((

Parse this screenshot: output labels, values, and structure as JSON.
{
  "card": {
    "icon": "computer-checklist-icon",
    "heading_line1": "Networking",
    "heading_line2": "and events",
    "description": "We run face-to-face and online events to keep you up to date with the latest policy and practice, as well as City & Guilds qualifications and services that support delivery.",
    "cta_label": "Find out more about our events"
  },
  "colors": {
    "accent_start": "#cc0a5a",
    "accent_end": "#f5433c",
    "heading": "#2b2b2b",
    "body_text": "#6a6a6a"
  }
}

))

Direction: Reproduce all of the data exactly as given.

Result of the task:
Parse this screenshot: output labels, values, and structure as JSON.
{
  "card": {
    "icon": "computer-checklist-icon",
    "heading_line1": "Networking",
    "heading_line2": "and events",
    "description": "We run face-to-face and online events to keep you up to date with the latest policy and practice, as well as City & Guilds qualifications and services that support delivery.",
    "cta_label": "Find out more about our events"
  },
  "colors": {
    "accent_start": "#cc0a5a",
    "accent_end": "#f5433c",
    "heading": "#2b2b2b",
    "body_text": "#6a6a6a"
  }
}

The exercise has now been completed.